This is not a final ruling on the travel ban: Challenges to the policy are winding through the federal courts, and the justices themselves ultimately are expected to rule on its legality.
But the action indicates that the high court might eventually approve the latest version of the ban, announced by President Donald Trump in September. Lower courts have continued to find problems with the policy.
White House spokesman Hogan Gidley said the White House is "not surprised by today's Supreme Court decision permitting immediate enforcement of the President's proclamation limiting travel from countries presenting heightened risks of terrorism."
Opponents of this and previous versions of the ban say they show a bias against Muslims. They say that was reinforced most recently by Trump's retweets of anti-Muslim videos.

▶ [DATA ENTRIES]:
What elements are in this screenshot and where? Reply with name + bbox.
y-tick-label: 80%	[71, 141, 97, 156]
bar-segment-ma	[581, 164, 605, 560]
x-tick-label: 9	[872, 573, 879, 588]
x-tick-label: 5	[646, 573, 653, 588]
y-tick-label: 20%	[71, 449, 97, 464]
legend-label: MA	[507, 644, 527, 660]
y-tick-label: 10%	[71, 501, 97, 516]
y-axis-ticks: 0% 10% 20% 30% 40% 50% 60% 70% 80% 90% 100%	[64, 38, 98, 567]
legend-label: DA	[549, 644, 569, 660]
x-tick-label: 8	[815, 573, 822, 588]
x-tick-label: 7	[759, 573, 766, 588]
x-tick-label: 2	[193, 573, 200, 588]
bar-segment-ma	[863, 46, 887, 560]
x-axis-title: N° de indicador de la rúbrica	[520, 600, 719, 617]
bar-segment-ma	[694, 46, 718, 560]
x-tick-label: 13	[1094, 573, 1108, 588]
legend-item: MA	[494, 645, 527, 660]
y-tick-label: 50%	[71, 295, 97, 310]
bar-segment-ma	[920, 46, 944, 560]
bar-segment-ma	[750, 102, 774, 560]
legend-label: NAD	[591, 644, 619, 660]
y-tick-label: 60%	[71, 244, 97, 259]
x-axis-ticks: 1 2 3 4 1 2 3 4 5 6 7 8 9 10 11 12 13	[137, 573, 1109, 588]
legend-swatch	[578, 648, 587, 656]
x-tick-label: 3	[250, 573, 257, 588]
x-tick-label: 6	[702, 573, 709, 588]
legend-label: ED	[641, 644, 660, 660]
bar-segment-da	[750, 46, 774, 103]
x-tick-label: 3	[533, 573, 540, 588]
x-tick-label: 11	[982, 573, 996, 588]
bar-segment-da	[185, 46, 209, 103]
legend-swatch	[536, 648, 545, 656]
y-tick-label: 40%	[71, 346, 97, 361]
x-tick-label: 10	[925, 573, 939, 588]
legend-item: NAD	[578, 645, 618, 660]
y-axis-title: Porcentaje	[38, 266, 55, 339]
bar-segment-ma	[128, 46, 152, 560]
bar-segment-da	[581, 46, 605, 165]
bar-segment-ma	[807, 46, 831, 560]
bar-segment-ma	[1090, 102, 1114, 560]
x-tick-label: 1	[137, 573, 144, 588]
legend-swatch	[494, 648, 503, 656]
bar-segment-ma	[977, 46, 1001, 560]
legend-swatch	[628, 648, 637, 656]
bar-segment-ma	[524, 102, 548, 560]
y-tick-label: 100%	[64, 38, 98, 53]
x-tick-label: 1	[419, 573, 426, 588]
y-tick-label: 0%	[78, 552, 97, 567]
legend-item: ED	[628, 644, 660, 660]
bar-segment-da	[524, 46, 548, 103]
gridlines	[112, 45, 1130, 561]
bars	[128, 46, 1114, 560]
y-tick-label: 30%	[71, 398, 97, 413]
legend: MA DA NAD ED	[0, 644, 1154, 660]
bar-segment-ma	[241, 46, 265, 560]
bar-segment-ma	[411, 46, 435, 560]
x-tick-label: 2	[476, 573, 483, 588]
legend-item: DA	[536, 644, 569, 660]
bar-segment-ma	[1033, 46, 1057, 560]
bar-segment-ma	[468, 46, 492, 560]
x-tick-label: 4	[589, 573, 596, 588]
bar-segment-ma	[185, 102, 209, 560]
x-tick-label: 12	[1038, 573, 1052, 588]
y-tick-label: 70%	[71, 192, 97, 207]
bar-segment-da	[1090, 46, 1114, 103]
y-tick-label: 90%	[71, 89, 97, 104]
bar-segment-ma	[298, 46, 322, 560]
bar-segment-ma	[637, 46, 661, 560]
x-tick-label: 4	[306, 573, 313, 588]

▶ [WRITTEN TASKS]:
a. According to the travel ban excerpt, in what month did President Donald Trump announce the latest version of the ban?
b. Please continue the travel ban excerpt, picking up right after its final sentence.
The items play no part in what comes next.

▶ [EXPECTED ANSWERS]:
a. September.

b.
"President Trump's anti-Muslim prejudice is no secret. He has repeatedly confirmed it, including just last week on Twitter. It's unfortunate that the full ban can move forward for now, but this order does not address the merits of our claims," said Omar Jadwat, director of the American Civil Liberties Union's Immigrants' Rights Project. The ACLU is representing some opponents of the ban.
Just two justices, Ruth Bader Ginsburg and Sonia Sotomayor, noted their disagreement with court orders allowing the latest policy to take full effect.
The new policy is not expected to cause the chaos that ensued at airports when Trump rolled out his first ban without warning in January.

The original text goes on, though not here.